• [WHAT IS REQUIRED]:
Print the entries below word for word; the pictures stay out of your copy.

[Figure collection entries]
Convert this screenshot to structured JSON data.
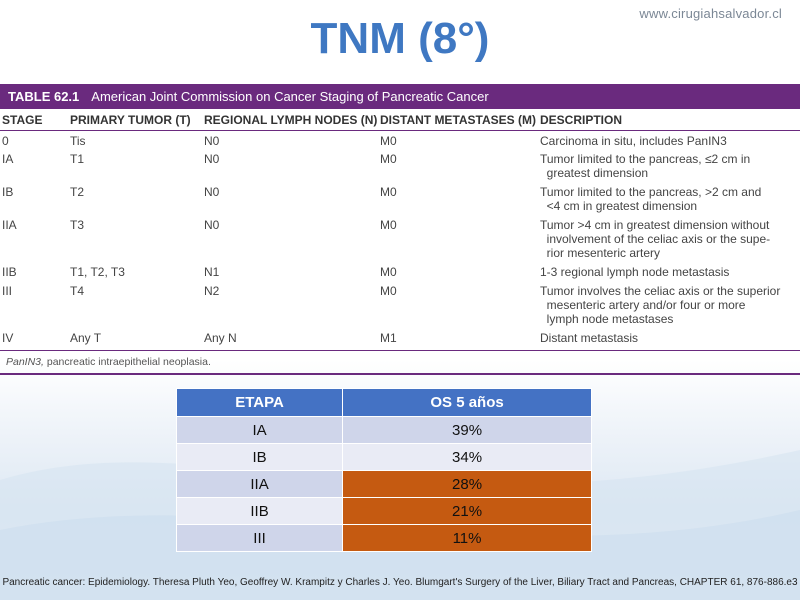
{
  "site_url": "www.cirugiahsalvador.cl",
  "title": "TNM (8°)",
  "tnm_table": {
    "table_number": "TABLE 62.1",
    "caption": "American Joint Commission on Cancer Staging of Pancreatic Cancer",
    "columns": [
      "STAGE",
      "PRIMARY TUMOR (T)",
      "REGIONAL LYMPH NODES (N)",
      "DISTANT METASTASES (M)",
      "DESCRIPTION"
    ],
    "rows": [
      {
        "stage": "0",
        "t": "Tis",
        "n": "N0",
        "m": "M0",
        "desc": [
          "Carcinoma in situ, includes PanIN3"
        ]
      },
      {
        "stage": "IA",
        "t": "T1",
        "n": "N0",
        "m": "M0",
        "desc": [
          "Tumor limited to the pancreas, ≤2 cm in",
          "  greatest dimension"
        ]
      },
      {
        "stage": "IB",
        "t": "T2",
        "n": "N0",
        "m": "M0",
        "desc": [
          "Tumor limited to the pancreas, >2 cm and",
          "  <4 cm in greatest dimension"
        ]
      },
      {
        "stage": "IIA",
        "t": "T3",
        "n": "N0",
        "m": "M0",
        "desc": [
          "Tumor >4 cm in greatest dimension without",
          "  involvement of the celiac axis or the supe-",
          "  rior mesenteric artery"
        ]
      },
      {
        "stage": "IIB",
        "t": "T1, T2, T3",
        "n": "N1",
        "m": "M0",
        "desc": [
          "1-3 regional lymph node metastasis"
        ]
      },
      {
        "stage": "III",
        "t": "T4",
        "n": "N2",
        "m": "M0",
        "desc": [
          "Tumor involves the celiac axis or the superior",
          "  mesenteric artery and/or four or more",
          "  lymph node metastases"
        ]
      },
      {
        "stage": "IV",
        "t": "Any T",
        "n": "Any N",
        "m": "M1",
        "desc": [
          "Distant metastasis"
        ]
      }
    ],
    "footnote_term": "PanIN3,",
    "footnote_text": " pancreatic intraepithelial neoplasia."
  },
  "survival_table": {
    "headers": [
      "ETAPA",
      "OS 5 años"
    ],
    "rows": [
      {
        "stage": "IA",
        "os": "39%",
        "highlight": false
      },
      {
        "stage": "IB",
        "os": "34%",
        "highlight": false
      },
      {
        "stage": "IIA",
        "os": "28%",
        "highlight": true
      },
      {
        "stage": "IIB",
        "os": "21%",
        "highlight": true
      },
      {
        "stage": "III",
        "os": "11%",
        "highlight": true
      }
    ],
    "highlight_color": "#c55a11",
    "header_color": "#4472c4"
  },
  "citation": "Pancreatic cancer: Epidemiology. Theresa Pluth Yeo, Geoffrey W. Krampitz y Charles J. Yeo. Blumgart's Surgery of the Liver, Biliary Tract and Pancreas, CHAPTER 61, 876-886.e3"
}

• [SOLUTION TO THIS TASK]:
Convert this screenshot to structured JSON data.
{
  "site_url": "www.cirugiahsalvador.cl",
  "title": "TNM (8°)",
  "tnm_table": {
    "table_number": "TABLE 62.1",
    "caption": "American Joint Commission on Cancer Staging of Pancreatic Cancer",
    "columns": [
      "STAGE",
      "PRIMARY TUMOR (T)",
      "REGIONAL LYMPH NODES (N)",
      "DISTANT METASTASES (M)",
      "DESCRIPTION"
    ],
    "rows": [
      {
        "stage": "0",
        "t": "Tis",
        "n": "N0",
        "m": "M0",
        "desc": [
          "Carcinoma in situ, includes PanIN3"
        ]
      },
      {
        "stage": "IA",
        "t": "T1",
        "n": "N0",
        "m": "M0",
        "desc": [
          "Tumor limited to the pancreas, ≤2 cm in",
          "  greatest dimension"
        ]
      },
      {
        "stage": "IB",
        "t": "T2",
        "n": "N0",
        "m": "M0",
        "desc": [
          "Tumor limited to the pancreas, >2 cm and",
          "  <4 cm in greatest dimension"
        ]
      },
      {
        "stage": "IIA",
        "t": "T3",
        "n": "N0",
        "m": "M0",
        "desc": [
          "Tumor >4 cm in greatest dimension without",
          "  involvement of the celiac axis or the supe-",
          "  rior mesenteric artery"
        ]
      },
      {
        "stage": "IIB",
        "t": "T1, T2, T3",
        "n": "N1",
        "m": "M0",
        "desc": [
          "1-3 regional lymph node metastasis"
        ]
      },
      {
        "stage": "III",
        "t": "T4",
        "n": "N2",
        "m": "M0",
        "desc": [
          "Tumor involves the celiac axis or the superior",
          "  mesenteric artery and/or four or more",
          "  lymph node metastases"
        ]
      },
      {
        "stage": "IV",
        "t": "Any T",
        "n": "Any N",
        "m": "M1",
        "desc": [
          "Distant metastasis"
        ]
      }
    ],
    "footnote_term": "PanIN3,",
    "footnote_text": " pancreatic intraepithelial neoplasia."
  },
  "survival_table": {
    "headers": [
      "ETAPA",
      "OS 5 años"
    ],
    "rows": [
      {
        "stage": "IA",
        "os": "39%",
        "highlight": false
      },
      {
        "stage": "IB",
        "os": "34%",
        "highlight": false
      },
      {
        "stage": "IIA",
        "os": "28%",
        "highlight": true
      },
      {
        "stage": "IIB",
        "os": "21%",
        "highlight": true
      },
      {
        "stage": "III",
        "os": "11%",
        "highlight": true
      }
    ],
    "highlight_color": "#c55a11",
    "header_color": "#4472c4"
  },
  "citation": "Pancreatic cancer: Epidemiology. Theresa Pluth Yeo, Geoffrey W. Krampitz y Charles J. Yeo. Blumgart's Surgery of the Liver, Biliary Tract and Pancreas, CHAPTER 61, 876-886.e3"
}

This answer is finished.